§ **To be done**:
Write the data out again exactly, dropping any images it holds.

Dataset entries:

□ □ □

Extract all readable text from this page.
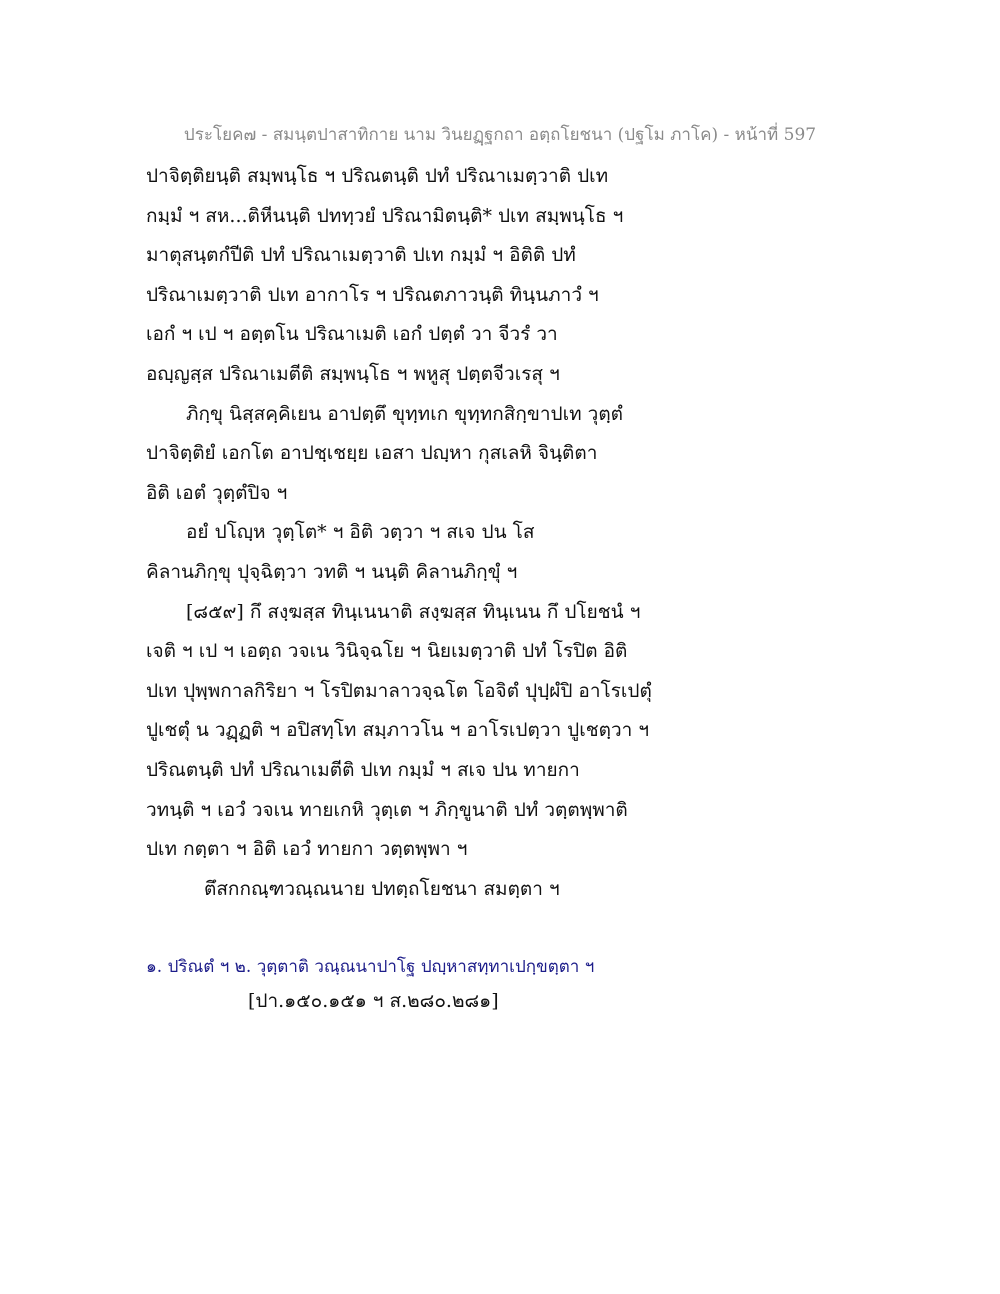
ประโยค๗ - สมนฺตปาสาทิกาย นาม วินยฏฺฐกถา อตฺถโยชนา (ปฐโม ภาโค) - หน้าที่ 597

ปาจิตฺติยนฺติ สมฺพนฺโธ ฯ ปริณตนฺติ ปทํ ปริณาเมตฺวาติ ปเท

กมฺมํ ฯ สห...ติหีนนฺติ ปททฺวยํ ปริณามิตนฺติ* ปเท สมฺพนฺโธ ฯ

มาตุสนฺตกํปีติ ปทํ ปริณาเมตฺวาติ ปเท กมฺมํ ฯ อิติติ ปทํ

ปริณาเมตฺวาติ ปเท อากาโร ฯ ปริณตภาวนฺติ ทินฺนภาวํ ฯ

เอกํ ฯ เป ฯ อตฺตโน ปริณาเมติ เอกํ ปตฺตํ วา จีวรํ วา

อญฺญสฺส ปริณาเมตีติ สมฺพนฺโธ ฯ พหูสุ ปตฺตจีวเรสุ ฯ

ภิกฺขุ นิสฺสคฺคิเยน อาปตฺตึ ขุทฺทเก ขุทฺทกสิกฺขาปเท วุตฺตํ

ปาจิตฺติยํ เอกโต อาปชฺเชยฺย เอสา ปญฺหา กุสเลหิ จินฺติตา

อิติ เอตํ วุตฺตํปิจ ฯ

อยํ ปโญฺห วุตฺโต* ฯ อิติ วตฺวา ฯ สเจ ปน โส

คิลานภิกฺขุ ปุจฺฉิตฺวา วทติ ฯ นนฺติ คิลานภิกฺขุํ ฯ

[๘๕๙] กึ สงฺฆสฺส ทินฺเนนาติ สงฺฆสฺส ทินฺเนน กึ ปโยชนํ ฯ

เจติ ฯ เป ฯ เอตฺถ วจเน วินิจฺฉโย ฯ นิยเมตฺวาติ ปทํ โรปิต อิติ

ปเท ปุพฺพกาลกิริยา ฯ โรปิตมาลาวจฺฉโต โอจิตํ ปุปฺผํปิ อาโรเปตุํ

ปูเชตุํ น วฏฺฏติ ฯ อปิสทฺโท สมฺภาวโน ฯ อาโรเปตฺวา ปูเชตฺวา ฯ

ปริณตนฺติ ปทํ ปริณาเมตีติ ปเท กมฺมํ ฯ สเจ ปน ทายกา

วทนฺติ ฯ เอวํ วจเน ทายเกหิ วุตฺเต ฯ ภิกฺขูนาติ ปทํ วตฺตพฺพาติ

ปเท กตฺตา ฯ อิติ เอวํ ทายกา วตฺตพฺพา ฯ

ตึสกกณฺฑวณฺณนาย ปทตฺถโยชนา สมตฺตา ฯ

๑. ปริณตํ ฯ ๒. วุตฺตาติ วณฺณนาปาโฐ ปญฺหาสทฺทาเปกฺขตฺตา ฯ

[ปา.๑๕๐.๑๕๑ ฯ ส.๒๘๐.๒๘๑]
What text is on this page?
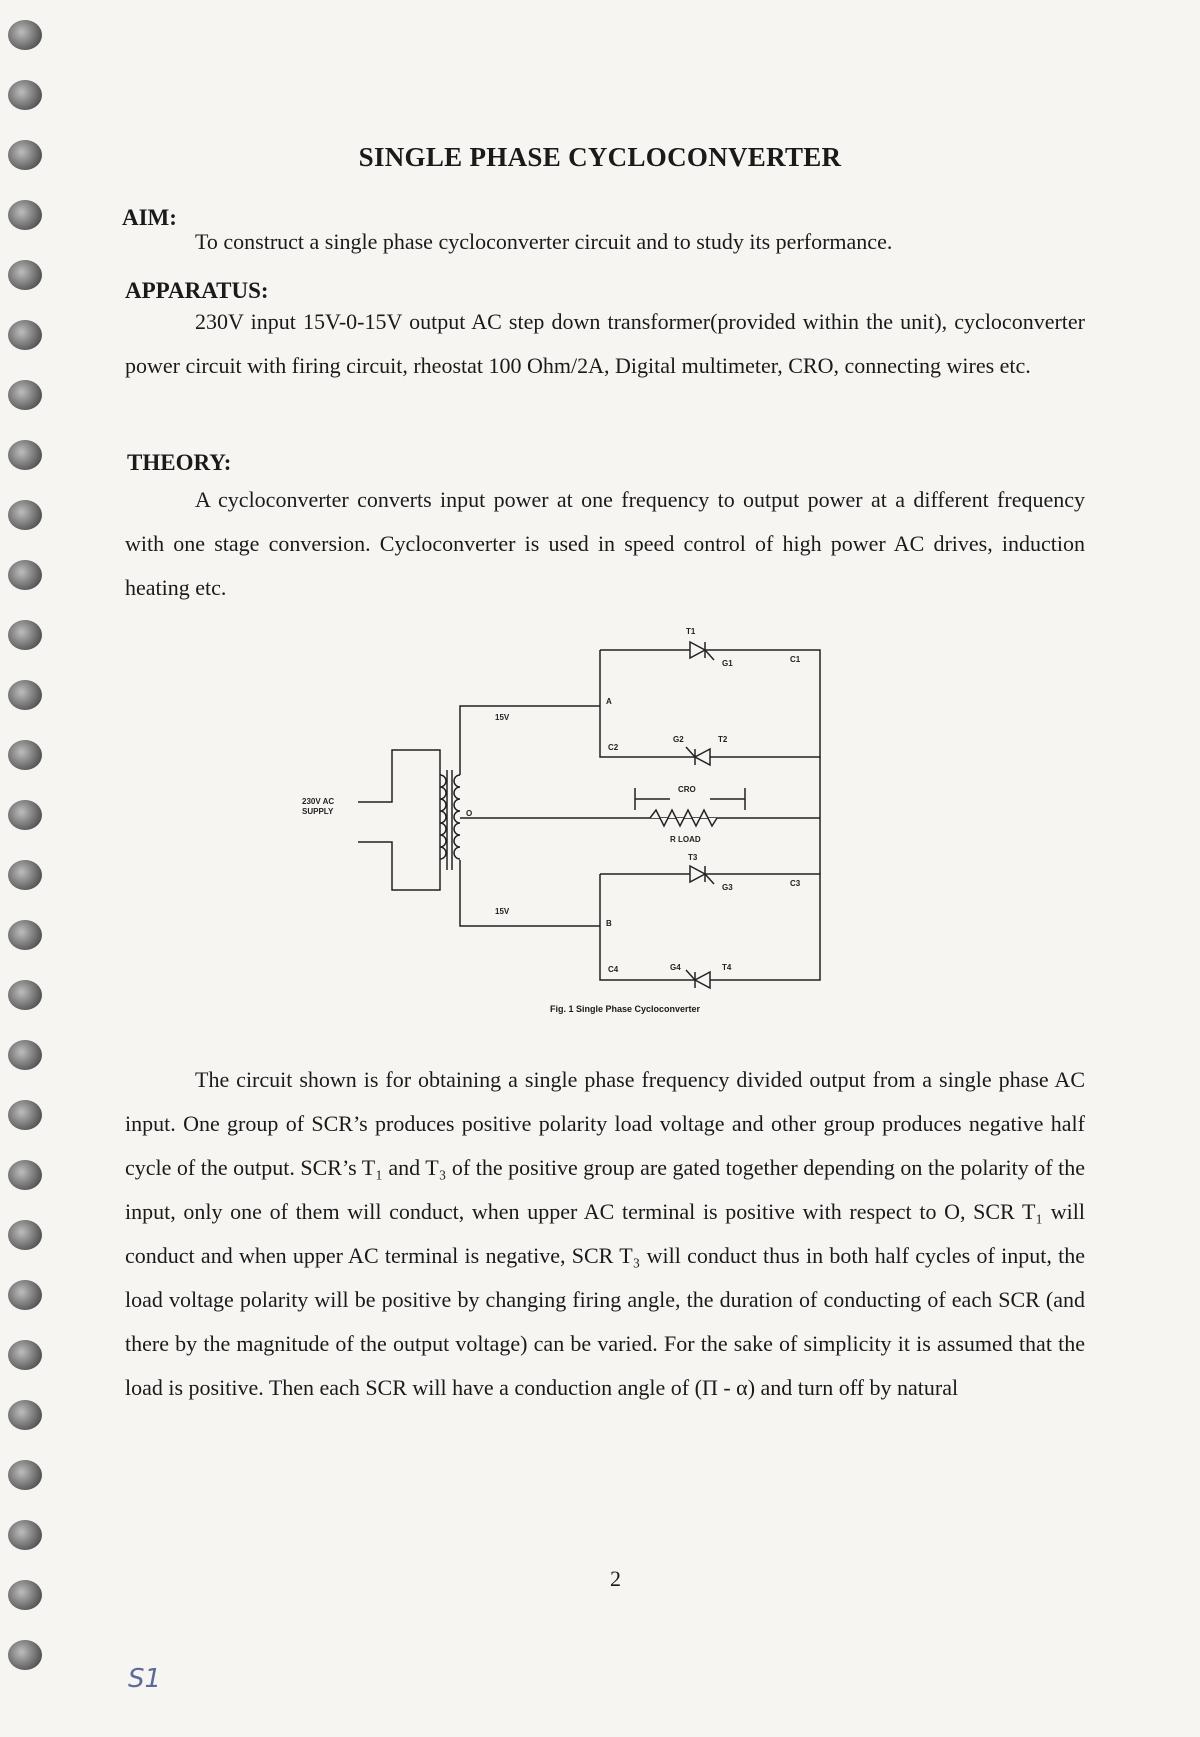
SINGLE PHASE CYCLOCONVERTER
AIM:
To construct a single phase cycloconverter circuit and to study its performance.
APPARATUS:
230V input 15V-0-15V output AC step down transformer(provided within the unit), cycloconverter power circuit with firing circuit, rheostat 100 Ohm/2A, Digital multimeter, CRO, connecting wires etc.
THEORY:
A cycloconverter converts input power at one frequency to output power at a different frequency with one stage conversion. Cycloconverter is used in speed control of high power AC drives, induction heating etc.
230V AC
SUPPLY
15V
15V
O
T1
G1	C1
A
C2
G2	T2
CRO
R LOAD
T3
G3	C3
B
C4	G4	T4
Fig. 1 Single Phase Cycloconverter
The circuit shown is for obtaining a single phase frequency divided output from a single phase AC input. One group of SCR’s produces positive polarity load voltage and other group produces negative half cycle of the output. SCR’s T₁ and T₃ of the positive group are gated together depending on the polarity of the input, only one of them will conduct, when upper AC terminal is positive with respect to O, SCR T₁ will conduct and when upper AC terminal is negative, SCR T₃ will conduct thus in both half cycles of input, the load voltage polarity will be positive by changing firing angle, the duration of conducting of each SCR (and there by the magnitude of the output voltage) can be varied. For the sake of simplicity it is assumed that the load is positive. Then each SCR will have a conduction angle of (Π - α) and turn off by natural
2
S1
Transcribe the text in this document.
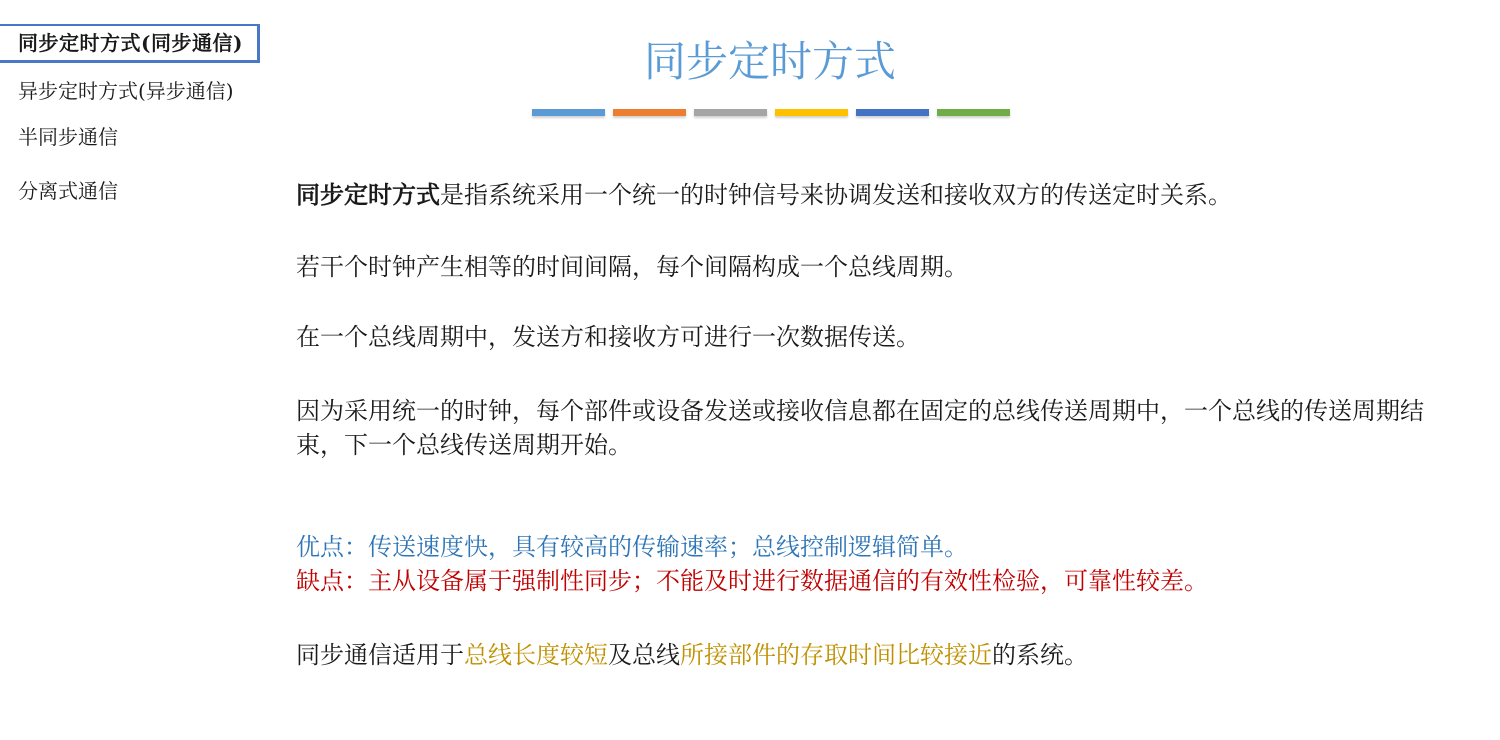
同步定时方式(同步通信)
异步定时方式(异步通信)
半同步通信
分离式通信
同步定时方式
同步定时方式是指系统采用一个统一的时钟信号来协调发送和接收双方的传送定时关系。
若干个时钟产生相等的时间间隔，每个间隔构成一个总线周期。
在一个总线周期中，发送方和接收方可进行一次数据传送。
因为采用统一的时钟，每个部件或设备发送或接收信息都在固定的总线传送周期中，一个总线的传送周期结束，下一个总线传送周期开始。
优点：传送速度快，具有较高的传输速率；总线控制逻辑简单。
缺点：主从设备属于强制性同步；不能及时进行数据通信的有效性检验，可靠性较差。
同步通信适用于总线长度较短及总线所接部件的存取时间比较接近的系统。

□ □ □

§ **Full solution**:
Extract all readable text from this page.
ประโยค๗ - สมนฺตปาสาทิกาย นาม วินยฏฺฐกถา อตฺถโยชนา (ปฐโม ภาโค) - หน้าที่ 597

ปาจิตฺติยนฺติ สมฺพนฺโธ ฯ ปริณตนฺติ ปทํ ปริณาเมตฺวาติ ปเท

กมฺมํ ฯ สห...ติหีนนฺติ ปททฺวยํ ปริณามิตนฺติ* ปเท สมฺพนฺโธ ฯ

มาตุสนฺตกํปีติ ปทํ ปริณาเมตฺวาติ ปเท กมฺมํ ฯ อิติติ ปทํ

ปริณาเมตฺวาติ ปเท อากาโร ฯ ปริณตภาวนฺติ ทินฺนภาวํ ฯ

เอกํ ฯ เป ฯ อตฺตโน ปริณาเมติ เอกํ ปตฺตํ วา จีวรํ วา

อญฺญสฺส ปริณาเมตีติ สมฺพนฺโธ ฯ พหูสุ ปตฺตจีวเรสุ ฯ

ภิกฺขุ นิสฺสคฺคิเยน อาปตฺตึ ขุทฺทเก ขุทฺทกสิกฺขาปเท วุตฺตํ

ปาจิตฺติยํ เอกโต อาปชฺเชยฺย เอสา ปญฺหา กุสเลหิ จินฺติตา

อิติ เอตํ วุตฺตํปิจ ฯ

อยํ ปโญฺห วุตฺโต* ฯ อิติ วตฺวา ฯ สเจ ปน โส

คิลานภิกฺขุ ปุจฺฉิตฺวา วทติ ฯ นนฺติ คิลานภิกฺขุํ ฯ

[๘๕๙] กึ สงฺฆสฺส ทินฺเนนาติ สงฺฆสฺส ทินฺเนน กึ ปโยชนํ ฯ

เจติ ฯ เป ฯ เอตฺถ วจเน วินิจฺฉโย ฯ นิยเมตฺวาติ ปทํ โรปิต อิติ

ปเท ปุพฺพกาลกิริยา ฯ โรปิตมาลาวจฺฉโต โอจิตํ ปุปฺผํปิ อาโรเปตุํ

ปูเชตุํ น วฏฺฏติ ฯ อปิสทฺโท สมฺภาวโน ฯ อาโรเปตฺวา ปูเชตฺวา ฯ

ปริณตนฺติ ปทํ ปริณาเมตีติ ปเท กมฺมํ ฯ สเจ ปน ทายกา

วทนฺติ ฯ เอวํ วจเน ทายเกหิ วุตฺเต ฯ ภิกฺขูนาติ ปทํ วตฺตพฺพาติ

ปเท กตฺตา ฯ อิติ เอวํ ทายกา วตฺตพฺพา ฯ

ตึสกกณฺฑวณฺณนาย ปทตฺถโยชนา สมตฺตา ฯ

๑. ปริณตํ ฯ ๒. วุตฺตาติ วณฺณนาปาโฐ ปญฺหาสทฺทาเปกฺขตฺตา ฯ

[ปา.๑๕๐.๑๕๑ ฯ ส.๒๘๐.๒๘๑]
What text is on this page?
SINGLE PHASE CYCLOCONVERTER
AIM:
To construct a single phase cycloconverter circuit and to study its performance.
APPARATUS:
230V input 15V-0-15V output AC step down transformer(provided within the unit), cycloconverter power circuit with firing circuit, rheostat 100 Ohm/2A, Digital multimeter, CRO, connecting wires etc.
THEORY:
A cycloconverter converts input power at one frequency to output power at a different frequency with one stage conversion. Cycloconverter is used in speed control of high power AC drives, induction heating etc.
230V AC
SUPPLY
15V
15V
O
T1
G1	C1
A
C2
G2	T2
CRO
R LOAD
T3
G3	C3
B
C4	G4	T4
Fig. 1 Single Phase Cycloconverter
The circuit shown is for obtaining a single phase frequency divided output from a single phase AC input. One group of SCR’s produces positive polarity load voltage and other group produces negative half cycle of the output. SCR’s T₁ and T₃ of the positive group are gated together depending on the polarity of the input, only one of them will conduct, when upper AC terminal is positive with respect to O, SCR T₁ will conduct and when upper AC terminal is negative, SCR T₃ will conduct thus in both half cycles of input, the load voltage polarity will be positive by changing firing angle, the duration of conducting of each SCR (and there by the magnitude of the output voltage) can be varied. For the sake of simplicity it is assumed that the load is positive. Then each SCR will have a conduction angle of (Π - α) and turn off by natural
2
S1
Transcribe the text in this document.
同步定时方式(同步通信)
异步定时方式(异步通信)
半同步通信
分离式通信
同步定时方式
同步定时方式是指系统采用一个统一的时钟信号来协调发送和接收双方的传送定时关系。
若干个时钟产生相等的时间间隔，每个间隔构成一个总线周期。
在一个总线周期中，发送方和接收方可进行一次数据传送。
因为采用统一的时钟，每个部件或设备发送或接收信息都在固定的总线传送周期中，一个总线的传送周期结束，下一个总线传送周期开始。
优点：传送速度快，具有较高的传输速率；总线控制逻辑简单。
缺点：主从设备属于强制性同步；不能及时进行数据通信的有效性检验，可靠性较差。
同步通信适用于总线长度较短及总线所接部件的存取时间比较接近的系统。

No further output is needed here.